╔══
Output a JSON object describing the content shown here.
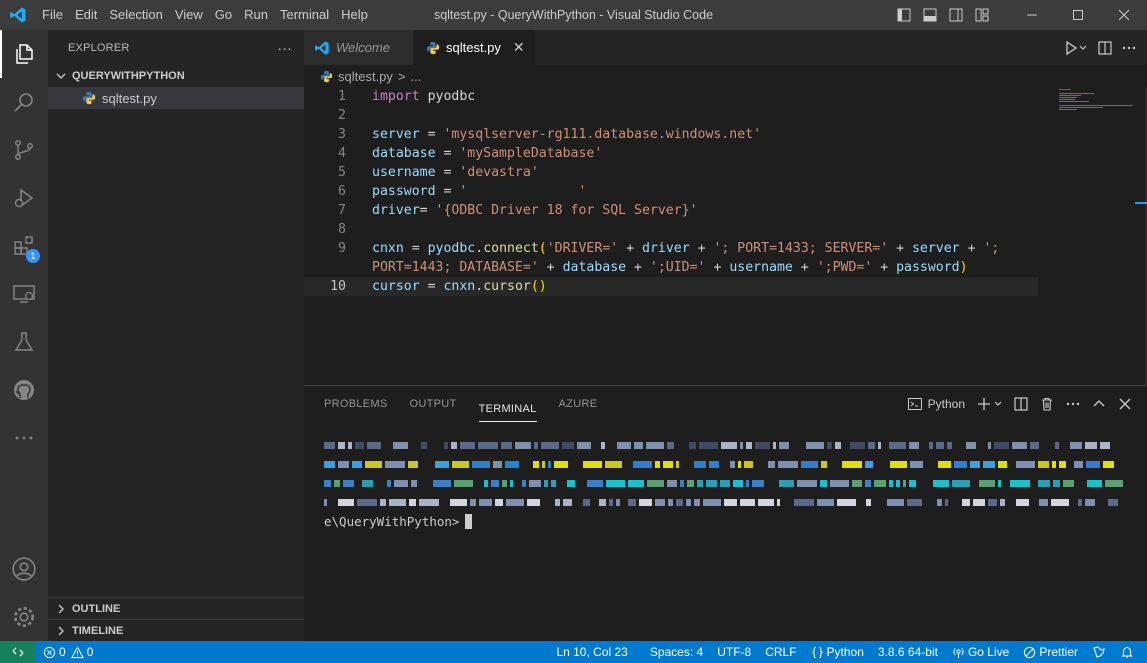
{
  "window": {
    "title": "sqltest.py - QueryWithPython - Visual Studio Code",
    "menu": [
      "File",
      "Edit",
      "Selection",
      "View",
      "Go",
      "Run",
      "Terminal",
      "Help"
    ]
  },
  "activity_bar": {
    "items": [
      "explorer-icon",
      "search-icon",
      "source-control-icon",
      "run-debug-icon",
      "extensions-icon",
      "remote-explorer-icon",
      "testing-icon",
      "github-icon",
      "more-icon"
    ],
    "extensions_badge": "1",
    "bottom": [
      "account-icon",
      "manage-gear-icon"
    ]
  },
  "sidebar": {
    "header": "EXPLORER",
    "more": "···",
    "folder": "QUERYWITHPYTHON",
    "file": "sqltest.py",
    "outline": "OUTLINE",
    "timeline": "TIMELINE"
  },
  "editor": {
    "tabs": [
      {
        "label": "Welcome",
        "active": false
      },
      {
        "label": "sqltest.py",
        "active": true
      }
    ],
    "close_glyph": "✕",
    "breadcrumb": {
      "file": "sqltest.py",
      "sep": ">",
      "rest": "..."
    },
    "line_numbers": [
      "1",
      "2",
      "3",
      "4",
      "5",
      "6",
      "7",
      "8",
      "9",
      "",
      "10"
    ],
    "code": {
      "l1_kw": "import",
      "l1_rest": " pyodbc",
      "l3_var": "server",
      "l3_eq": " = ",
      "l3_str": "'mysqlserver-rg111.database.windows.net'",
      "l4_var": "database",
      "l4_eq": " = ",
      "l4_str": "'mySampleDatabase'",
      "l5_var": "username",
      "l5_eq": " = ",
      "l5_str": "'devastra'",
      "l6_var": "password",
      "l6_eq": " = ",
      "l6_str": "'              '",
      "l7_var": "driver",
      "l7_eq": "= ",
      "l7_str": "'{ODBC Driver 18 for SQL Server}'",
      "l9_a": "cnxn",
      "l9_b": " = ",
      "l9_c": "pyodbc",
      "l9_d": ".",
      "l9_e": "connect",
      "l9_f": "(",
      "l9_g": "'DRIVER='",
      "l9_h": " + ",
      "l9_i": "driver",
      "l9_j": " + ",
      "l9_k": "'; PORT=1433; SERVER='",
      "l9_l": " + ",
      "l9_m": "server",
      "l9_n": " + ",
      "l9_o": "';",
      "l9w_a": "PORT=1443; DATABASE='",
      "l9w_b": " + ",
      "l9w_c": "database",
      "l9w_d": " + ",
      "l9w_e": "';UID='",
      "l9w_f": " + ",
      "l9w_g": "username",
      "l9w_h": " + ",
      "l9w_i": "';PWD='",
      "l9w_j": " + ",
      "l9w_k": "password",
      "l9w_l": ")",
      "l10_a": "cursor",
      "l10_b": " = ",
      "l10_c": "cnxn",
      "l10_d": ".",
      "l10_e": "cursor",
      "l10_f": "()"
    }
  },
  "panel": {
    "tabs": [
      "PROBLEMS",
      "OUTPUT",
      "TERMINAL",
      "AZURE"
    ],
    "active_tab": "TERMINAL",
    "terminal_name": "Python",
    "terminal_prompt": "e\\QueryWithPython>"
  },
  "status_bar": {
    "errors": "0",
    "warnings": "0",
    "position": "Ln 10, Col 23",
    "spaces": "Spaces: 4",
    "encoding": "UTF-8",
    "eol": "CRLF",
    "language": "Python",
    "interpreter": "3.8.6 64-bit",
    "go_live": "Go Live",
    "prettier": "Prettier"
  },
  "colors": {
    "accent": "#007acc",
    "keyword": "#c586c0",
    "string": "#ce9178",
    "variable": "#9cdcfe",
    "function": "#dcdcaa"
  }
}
╚══
Instruction: Only lines holding the string "sqltest" are wanted; gather each one from the entries above.

Task solution:
    "title": "sqltest.py - QueryWithPython - Visual Studio Code",
    "file": "sqltest.py",
        "label": "sqltest.py",
      "file": "sqltest.py",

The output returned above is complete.